# Short problem
Filter the entries that follow, copying every line in which the word "sliders" appears.

Data extracted from a collection:
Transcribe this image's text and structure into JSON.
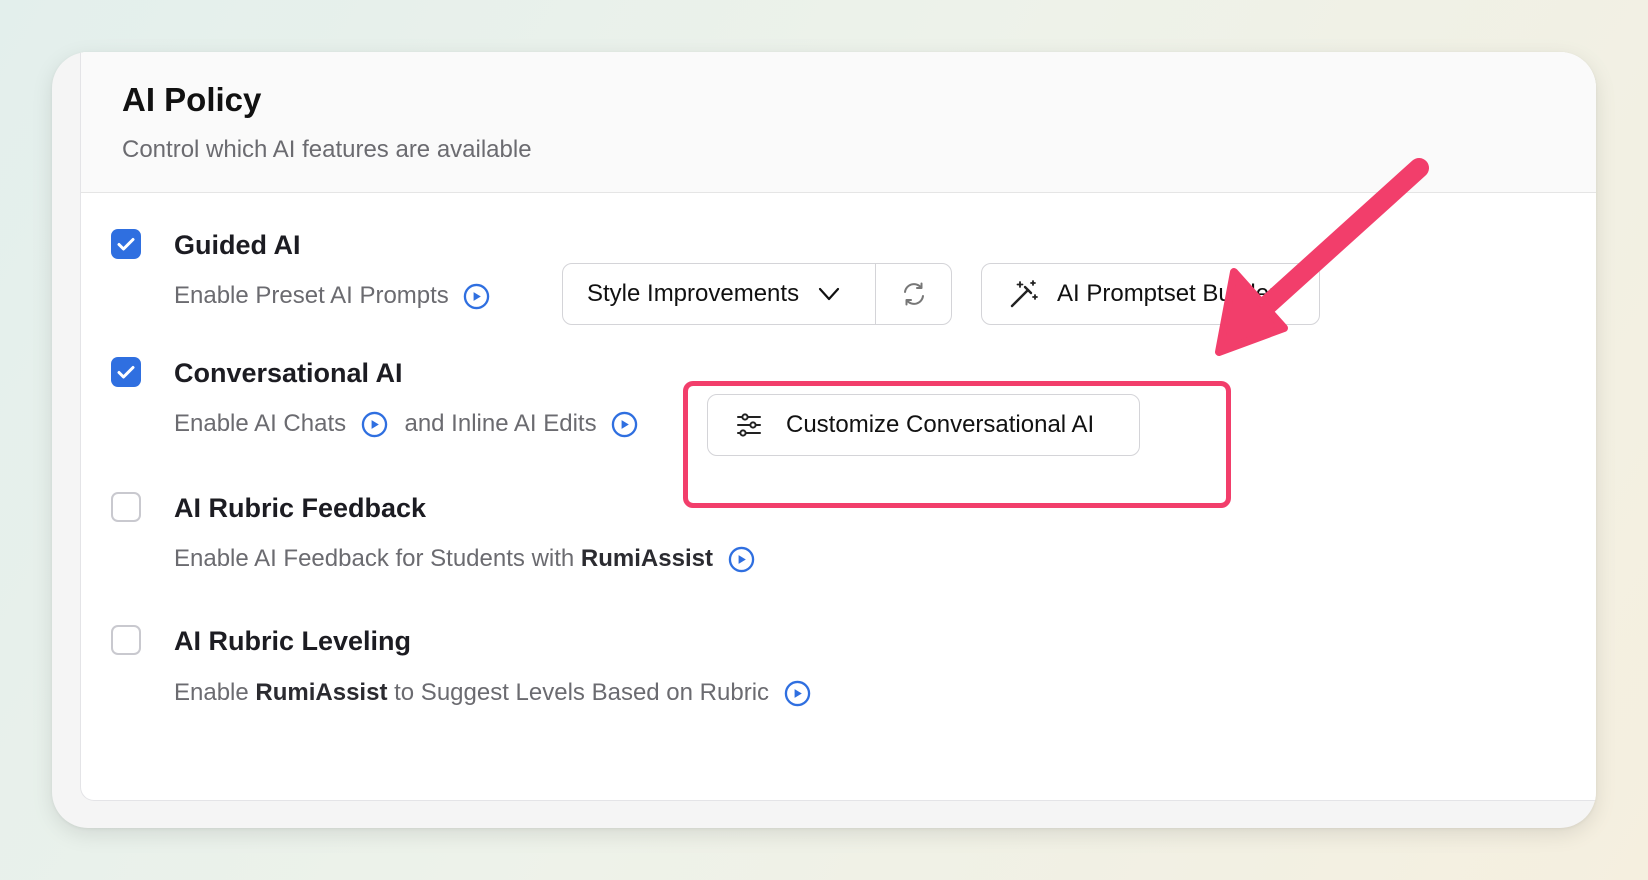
{
  "header": {
    "title": "AI Policy",
    "subtitle": "Control which AI features are available"
  },
  "options": [
    {
      "label": "Guided AI",
      "checked": true,
      "description": "Enable Preset AI Prompts"
    },
    {
      "label": "Conversational AI",
      "checked": true,
      "description_part1": "Enable AI Chats",
      "description_part2": "and Inline AI Edits"
    },
    {
      "label": "AI Rubric Feedback",
      "checked": false,
      "description_part1": "Enable AI Feedback for Students with",
      "description_bold": "RumiAssist"
    },
    {
      "label": "AI Rubric Leveling",
      "checked": false,
      "description_part1": "Enable",
      "description_bold": "RumiAssist",
      "description_part2": "to Suggest Levels Based on Rubric"
    }
  ],
  "controls": {
    "style_select_value": "Style Improvements",
    "prompts_builder_label": "AI Promptset Builder",
    "customize_label": "Customize Conversational AI"
  },
  "colors": {
    "accent": "#2f6fe0",
    "annotation": "#f23e6b"
  },
  "icons": [
    "check-icon",
    "play-circle-icon",
    "chevron-down-icon",
    "refresh-icon",
    "magic-wand-icon",
    "sliders-icon",
    "arrow-annotation"
  ]
}
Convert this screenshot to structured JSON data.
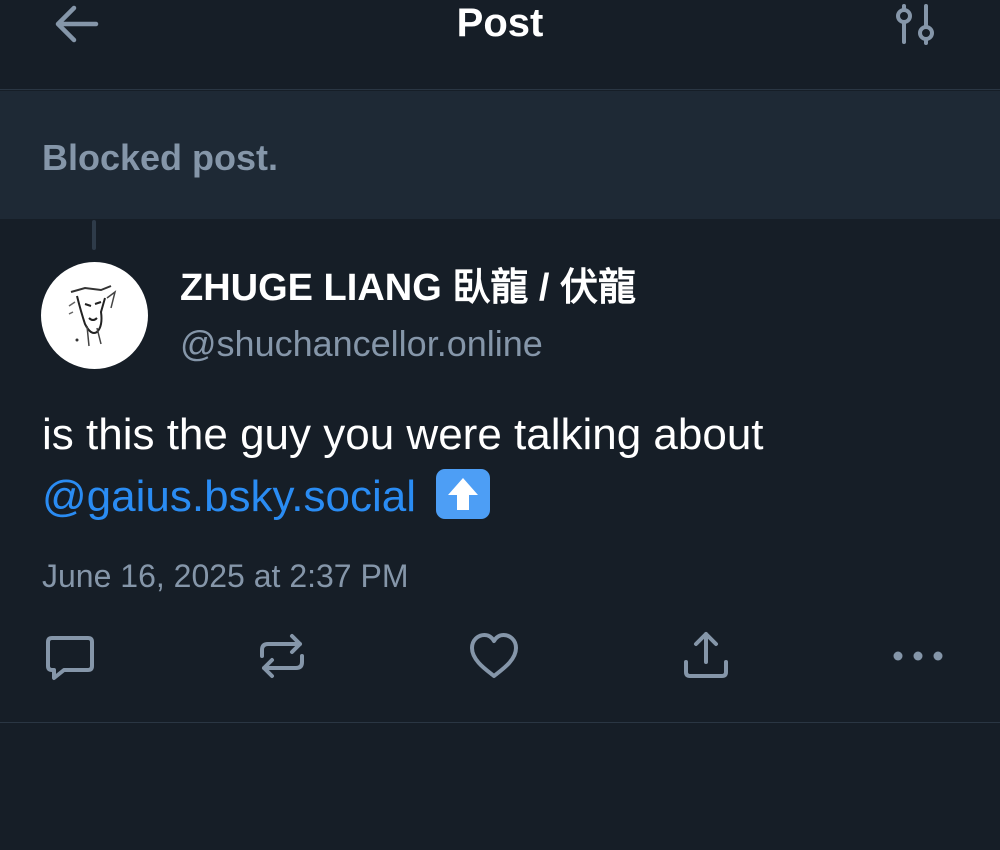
{
  "header": {
    "title": "Post",
    "back_icon": "arrow-left-icon",
    "settings_icon": "sliders-icon"
  },
  "blocked_banner": {
    "text": "Blocked post."
  },
  "post": {
    "author_name": "ZHUGE LIANG 臥龍 / 伏龍",
    "author_handle": "@shuchancellor.online",
    "text": "is this the guy you were talking about",
    "mention": "@gaius.bsky.social",
    "emoji": "up-arrow-emoji",
    "timestamp": "June 16, 2025 at 2:37 PM"
  },
  "actions": [
    {
      "name": "reply",
      "icon": "comment-icon"
    },
    {
      "name": "repost",
      "icon": "repost-icon"
    },
    {
      "name": "like",
      "icon": "heart-icon"
    },
    {
      "name": "share",
      "icon": "share-icon"
    },
    {
      "name": "more",
      "icon": "more-icon"
    }
  ],
  "colors": {
    "background": "#161e27",
    "banner": "#1e2935",
    "muted_text": "#8596a9",
    "link": "#2a8cf3",
    "icon": "#8596a9"
  }
}
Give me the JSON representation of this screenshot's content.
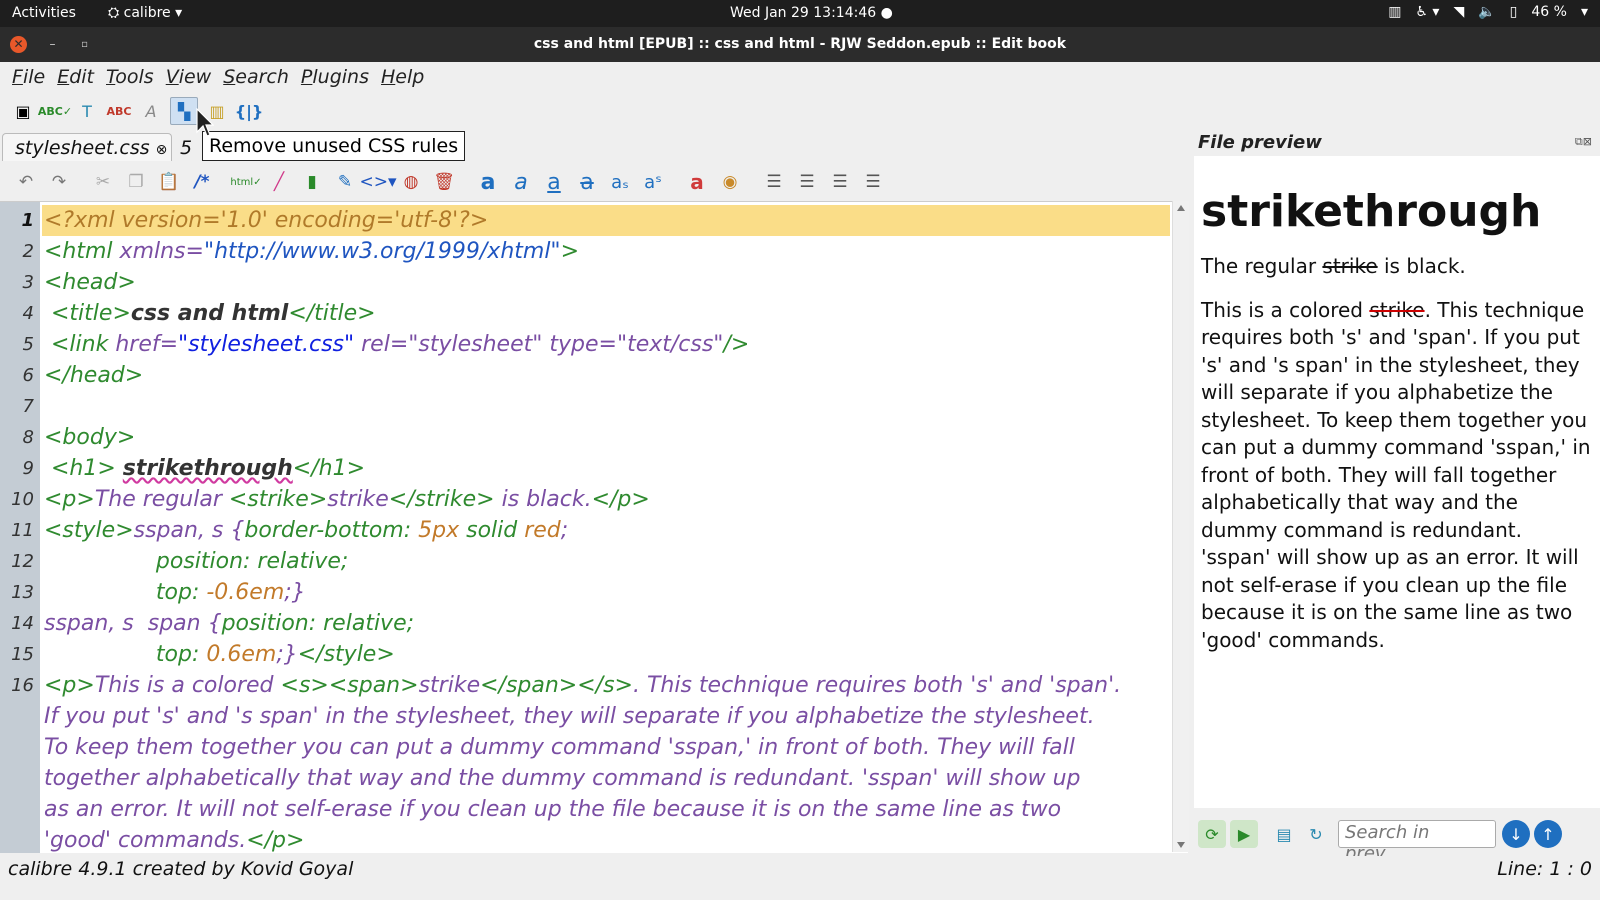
{
  "system": {
    "activities": "Activities",
    "app_name": "calibre",
    "clock": "Wed Jan 29  13:14:46",
    "battery": "46 %"
  },
  "window": {
    "title": "css and html [EPUB] :: css and html - RJW Seddon.epub :: Edit book"
  },
  "menu": [
    "File",
    "Edit",
    "Tools",
    "View",
    "Search",
    "Plugins",
    "Help"
  ],
  "tooltip": "Remove unused CSS rules",
  "tabs": {
    "active": "stylesheet.css",
    "second_partial": "5"
  },
  "editor": {
    "line_numbers": [
      "1",
      "2",
      "3",
      "4",
      "5",
      "6",
      "7",
      "8",
      "9",
      "10",
      "11",
      "12",
      "13",
      "14",
      "15",
      "16"
    ],
    "lines": {
      "l1": "<?xml version='1.0' encoding='utf-8'?>",
      "l2a": "<html ",
      "l2b": "xmlns=",
      "l2c": "\"http://www.w3.org/1999/xhtml\"",
      "l2d": ">",
      "l3": "<head>",
      "l4a": " <title>",
      "l4b": "css and html",
      "l4c": "</title>",
      "l5a": " <link ",
      "l5b": "href=",
      "l5c": "\"stylesheet.css\"",
      "l5d": " rel=",
      "l5e": "\"stylesheet\"",
      "l5f": " type=",
      "l5g": "\"text/css\"",
      "l5h": "/>",
      "l6": "</head>",
      "l8": "<body>",
      "l9a": " <h1> ",
      "l9b": "strikethrough",
      "l9c": "</h1>",
      "l10a": "<p>",
      "l10b": "The regular ",
      "l10c": "<strike>",
      "l10d": "strike",
      "l10e": "</strike>",
      "l10f": " is black.",
      "l10g": "</p>",
      "l11a": "<style>",
      "l11b": "sspan, s {",
      "l11c": "border-bottom: ",
      "l11d": "5px",
      "l11e": " solid ",
      "l11f": "red",
      "l11g": ";",
      "l12": "                position: relative;",
      "l13a": "                top: ",
      "l13b": "-0.6em",
      "l13c": ";}",
      "l14a": "sspan, s  span {",
      "l14b": "position: relative;",
      "l15a": "                top: ",
      "l15b": "0.6em",
      "l15c": ";}",
      "l15d": "</style>",
      "l16a": "<p>",
      "l16b": "This is a colored ",
      "l16c": "<s><span>",
      "l16d": "strike",
      "l16e": "</span></s>",
      "l16f": ". This technique requires both 's' and 'span'.",
      "w1": "If you put 's' and 's span' in the stylesheet, they will separate if you alphabetize the stylesheet.",
      "w2": "To keep them together you can put a dummy command 'sspan,' in front of both. They will fall",
      "w3": "together alphabetically that way and the dummy command is redundant. 'sspan' will show up",
      "w4": "as an error. It will not self-erase if you clean up the file because it is on the same line as two",
      "w5a": "'good' commands.",
      "w5b": "</p>"
    }
  },
  "preview": {
    "header": "File preview",
    "h1": "strikethrough",
    "p1_before": "The regular ",
    "p1_strike": "strike",
    "p1_after": " is black.",
    "p2_before": "This is a colored ",
    "p2_strike": "strike",
    "p2_after": ". This technique requires both 's' and 'span'. If you put 's' and 's span' in the stylesheet, they will separate if you alphabetize the stylesheet. To keep them together you can put a dummy command 'sspan,' in front of both. They will fall together alphabetically that way and the dummy command is redundant. 'sspan' will show up as an error. It will not self-erase if you clean up the file because it is on the same line as two 'good' commands.",
    "search_placeholder": "Search in prev..."
  },
  "status": {
    "left": "calibre 4.9.1 created by Kovid Goyal",
    "right": "Line: 1 : 0"
  }
}
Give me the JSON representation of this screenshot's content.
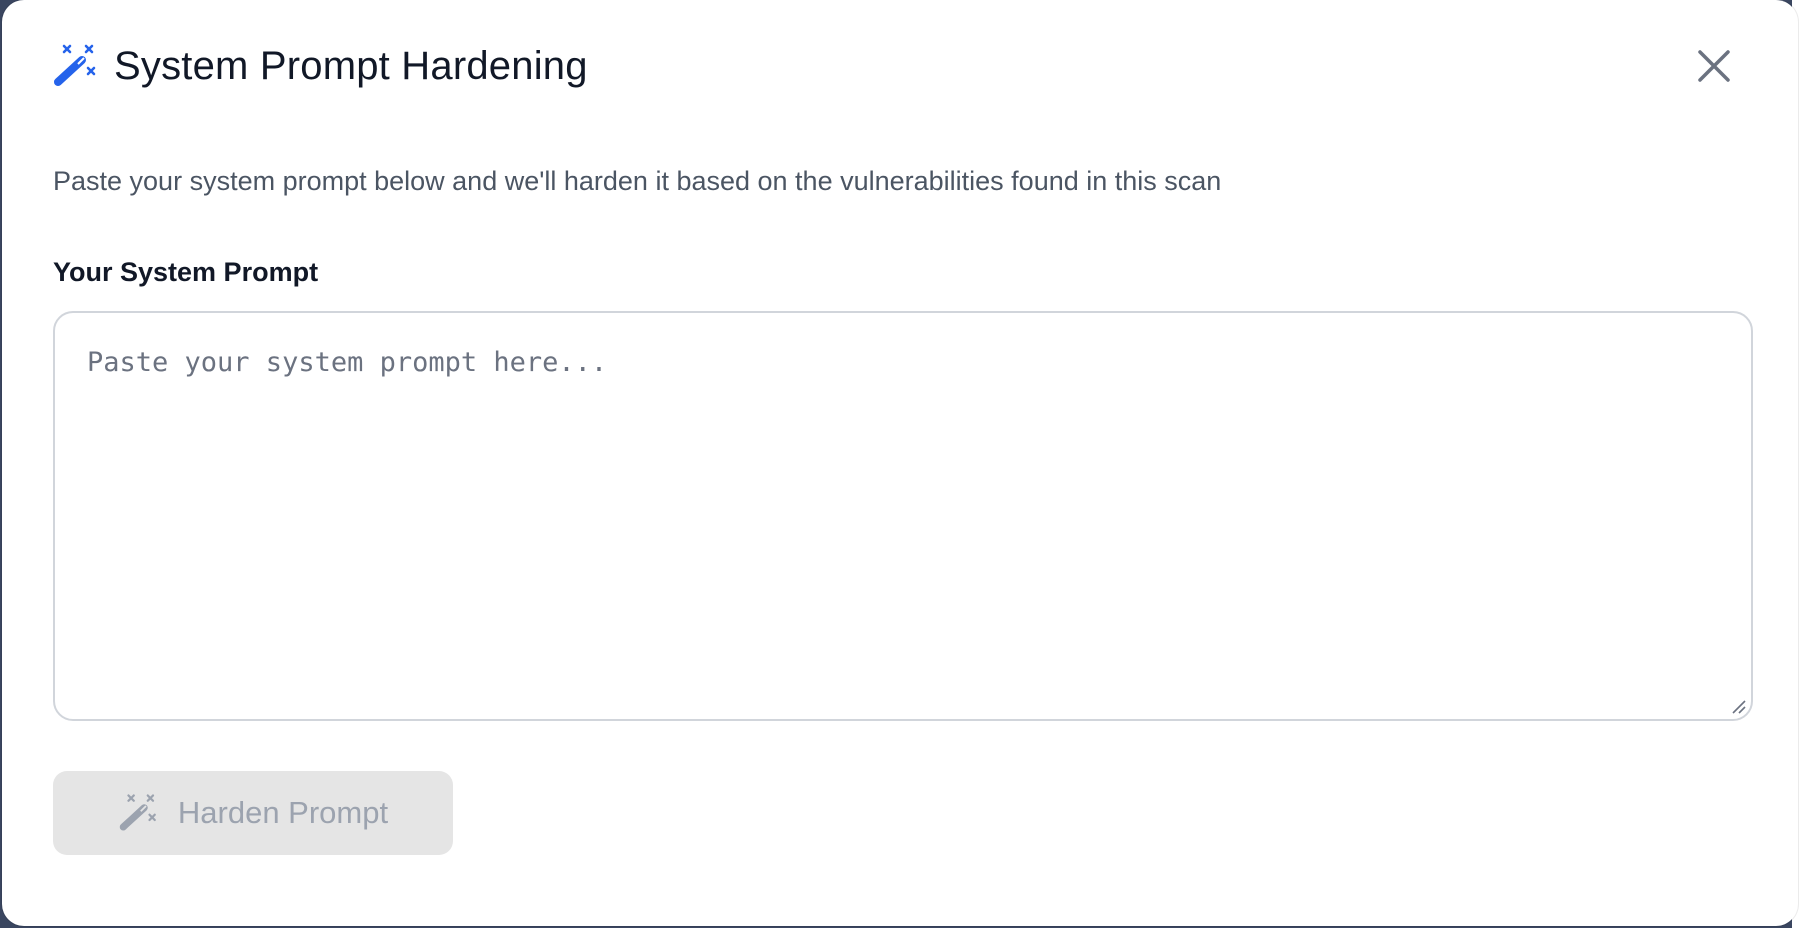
{
  "modal": {
    "title": "System Prompt Hardening",
    "title_icon": "magic-wand-icon",
    "close_icon": "close-icon",
    "description": "Paste your system prompt below and we'll harden it based on the vulnerabilities found in this scan",
    "prompt_label": "Your System Prompt",
    "prompt_value": "",
    "prompt_placeholder": "Paste your system prompt here...",
    "submit": {
      "label": "Harden Prompt",
      "icon": "magic-wand-icon",
      "disabled": true
    }
  },
  "colors": {
    "accent": "#2563eb",
    "title_text": "#111827",
    "muted_text": "#4b5563",
    "button_disabled_bg": "#e5e5e5",
    "button_disabled_text": "#9ca3af"
  }
}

# The completed task
    "sliders-icon",
    "settings_icon": "sliders-icon"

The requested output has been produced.